**Consigne**:
Reprenez le texte ci-dessous sur les réfugiés qui fuient le Burundi vers la Tanzanie et prolongez-le à partir de sa dernière phrase.

**Extrait du texte**:

□ □ □ □ □ □ □

Ivana Unluova a révélé que de nouveaux arrivants en Tanzanie avaient informé le HCR que l'armée "empêchait énergiquement" les civils de traverser la frontière, surtout dans le Kibuye, au centre du Burundi, d'où un grand nombre de personnes tentaient de s'enfuir. "Par conséquent, ces gens doivent
camper dans les buissons en attendant une occasion pour traverser",
signale-t-elle.
Certains réfugiés provenant de Gitéga, où le massacre de plus de 170 civils (chiffre fourni par le Gouvernement) est survenu le 9 septembre. Bien que les réfugiés aient affirmé avoir fui en raison des attaques de l'armée, nous ne savons pas encore si ces nouveaux arrivants ont été témoins des tueries,
d'ajouter Mme Unluova.

□ □ □ □ □ □ □

**Données étudiées**:
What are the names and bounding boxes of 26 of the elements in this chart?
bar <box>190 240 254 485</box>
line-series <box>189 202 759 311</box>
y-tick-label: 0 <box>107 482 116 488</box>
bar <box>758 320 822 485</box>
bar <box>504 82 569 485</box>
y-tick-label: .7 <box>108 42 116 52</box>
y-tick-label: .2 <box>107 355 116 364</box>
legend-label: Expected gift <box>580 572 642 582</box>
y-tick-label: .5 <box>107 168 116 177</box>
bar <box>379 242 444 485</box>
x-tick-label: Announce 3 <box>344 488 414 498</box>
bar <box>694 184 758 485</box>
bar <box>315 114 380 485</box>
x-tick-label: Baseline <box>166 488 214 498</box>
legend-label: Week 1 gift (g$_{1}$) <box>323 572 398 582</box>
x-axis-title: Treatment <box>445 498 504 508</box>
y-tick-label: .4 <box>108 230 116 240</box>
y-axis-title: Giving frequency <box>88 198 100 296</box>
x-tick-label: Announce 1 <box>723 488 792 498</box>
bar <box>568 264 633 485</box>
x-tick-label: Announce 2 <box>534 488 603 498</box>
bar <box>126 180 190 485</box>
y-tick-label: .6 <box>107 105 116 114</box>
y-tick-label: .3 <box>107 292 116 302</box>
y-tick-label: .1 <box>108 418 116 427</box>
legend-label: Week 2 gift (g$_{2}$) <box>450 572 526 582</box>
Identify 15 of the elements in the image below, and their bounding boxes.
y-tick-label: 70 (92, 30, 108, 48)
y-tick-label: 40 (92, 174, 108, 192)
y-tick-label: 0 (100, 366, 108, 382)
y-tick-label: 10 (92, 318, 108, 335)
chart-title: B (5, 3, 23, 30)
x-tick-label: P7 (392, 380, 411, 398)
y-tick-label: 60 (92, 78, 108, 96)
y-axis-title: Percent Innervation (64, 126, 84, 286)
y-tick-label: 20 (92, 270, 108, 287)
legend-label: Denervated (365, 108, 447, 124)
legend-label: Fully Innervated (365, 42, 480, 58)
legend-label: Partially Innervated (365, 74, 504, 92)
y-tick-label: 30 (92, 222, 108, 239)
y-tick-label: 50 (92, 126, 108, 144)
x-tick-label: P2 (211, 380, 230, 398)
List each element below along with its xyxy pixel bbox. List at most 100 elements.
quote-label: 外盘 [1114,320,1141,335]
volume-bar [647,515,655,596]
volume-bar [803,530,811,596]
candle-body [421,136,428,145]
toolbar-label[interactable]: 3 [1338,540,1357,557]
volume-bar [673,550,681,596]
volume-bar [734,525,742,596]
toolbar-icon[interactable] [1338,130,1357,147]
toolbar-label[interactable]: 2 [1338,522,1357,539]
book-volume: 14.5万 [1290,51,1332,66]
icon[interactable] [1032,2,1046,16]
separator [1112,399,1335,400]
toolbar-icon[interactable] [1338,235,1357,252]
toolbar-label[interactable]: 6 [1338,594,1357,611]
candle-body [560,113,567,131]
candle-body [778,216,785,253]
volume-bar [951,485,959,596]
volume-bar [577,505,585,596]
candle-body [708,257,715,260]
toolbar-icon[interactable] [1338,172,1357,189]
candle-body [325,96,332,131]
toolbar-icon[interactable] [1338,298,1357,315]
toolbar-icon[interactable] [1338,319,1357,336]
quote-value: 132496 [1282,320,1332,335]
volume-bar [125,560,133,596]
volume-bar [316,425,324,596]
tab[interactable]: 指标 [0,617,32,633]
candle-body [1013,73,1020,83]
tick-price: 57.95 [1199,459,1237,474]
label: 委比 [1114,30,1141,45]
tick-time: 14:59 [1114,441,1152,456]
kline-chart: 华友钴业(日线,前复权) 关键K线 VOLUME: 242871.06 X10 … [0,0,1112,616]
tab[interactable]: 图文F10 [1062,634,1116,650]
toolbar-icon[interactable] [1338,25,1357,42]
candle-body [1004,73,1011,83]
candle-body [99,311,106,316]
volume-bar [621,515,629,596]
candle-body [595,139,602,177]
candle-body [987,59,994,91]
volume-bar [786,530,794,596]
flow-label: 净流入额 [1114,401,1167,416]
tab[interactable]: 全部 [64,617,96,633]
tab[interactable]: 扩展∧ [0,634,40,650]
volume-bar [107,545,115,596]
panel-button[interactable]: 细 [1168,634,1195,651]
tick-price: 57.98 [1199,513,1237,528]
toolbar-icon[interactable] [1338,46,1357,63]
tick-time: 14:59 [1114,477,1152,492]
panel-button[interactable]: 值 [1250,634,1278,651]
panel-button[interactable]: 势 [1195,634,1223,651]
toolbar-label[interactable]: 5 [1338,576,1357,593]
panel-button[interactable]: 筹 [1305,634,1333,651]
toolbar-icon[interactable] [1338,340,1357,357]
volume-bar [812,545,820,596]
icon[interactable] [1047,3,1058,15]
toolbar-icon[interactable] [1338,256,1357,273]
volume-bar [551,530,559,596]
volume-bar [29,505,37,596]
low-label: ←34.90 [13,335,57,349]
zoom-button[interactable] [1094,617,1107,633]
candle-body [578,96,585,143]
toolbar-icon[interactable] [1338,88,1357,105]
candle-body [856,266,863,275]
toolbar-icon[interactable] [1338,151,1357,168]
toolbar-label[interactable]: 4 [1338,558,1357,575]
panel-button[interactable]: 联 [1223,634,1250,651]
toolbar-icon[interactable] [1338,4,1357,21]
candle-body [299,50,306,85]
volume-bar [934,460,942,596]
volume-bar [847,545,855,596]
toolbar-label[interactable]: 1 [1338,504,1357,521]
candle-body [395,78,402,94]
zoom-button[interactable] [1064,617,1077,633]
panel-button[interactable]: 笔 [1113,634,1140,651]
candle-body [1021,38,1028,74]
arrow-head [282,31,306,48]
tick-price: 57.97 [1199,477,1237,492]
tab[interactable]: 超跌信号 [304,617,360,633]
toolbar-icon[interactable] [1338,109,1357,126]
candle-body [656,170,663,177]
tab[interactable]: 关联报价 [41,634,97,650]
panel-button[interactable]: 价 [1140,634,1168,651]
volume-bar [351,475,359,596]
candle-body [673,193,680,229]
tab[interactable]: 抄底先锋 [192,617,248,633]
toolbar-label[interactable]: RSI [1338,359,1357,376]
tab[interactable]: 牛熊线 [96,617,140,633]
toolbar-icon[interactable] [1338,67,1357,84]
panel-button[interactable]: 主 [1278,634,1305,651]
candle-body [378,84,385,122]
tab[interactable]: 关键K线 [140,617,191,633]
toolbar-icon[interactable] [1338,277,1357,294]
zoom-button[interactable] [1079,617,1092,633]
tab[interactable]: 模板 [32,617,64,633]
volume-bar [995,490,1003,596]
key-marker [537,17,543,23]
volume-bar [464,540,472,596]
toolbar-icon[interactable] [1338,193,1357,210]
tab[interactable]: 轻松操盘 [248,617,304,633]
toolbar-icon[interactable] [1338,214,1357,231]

□ □ □ □ □ □ □

**Corrigé**:
Les camps de réfugiés de Kibondo, dans l'ouest de la Tanzanie, ont accueilli 997 réfugiés depuis le début du mois. Même si ce chiffre est bien plus élevé que ceux des mois précédents, le HCR ne juge pas la situation "dramatique", confie Mme Unluova. Dans le passé, le nombre d'arrivants a parfois atteint 3
500 réfugiés par mois. En outre, davantage de réfugiés sont actuellement rapatriés au Burundi que ceux qui parviennent en Tanzanie, dit-elle.
Les agences humanitaires préviennent néanmoins que si le taux des arrivants se maintient à 150 par jour, ce nouvel afflux de réfugiés atteindra des "nombres considérables".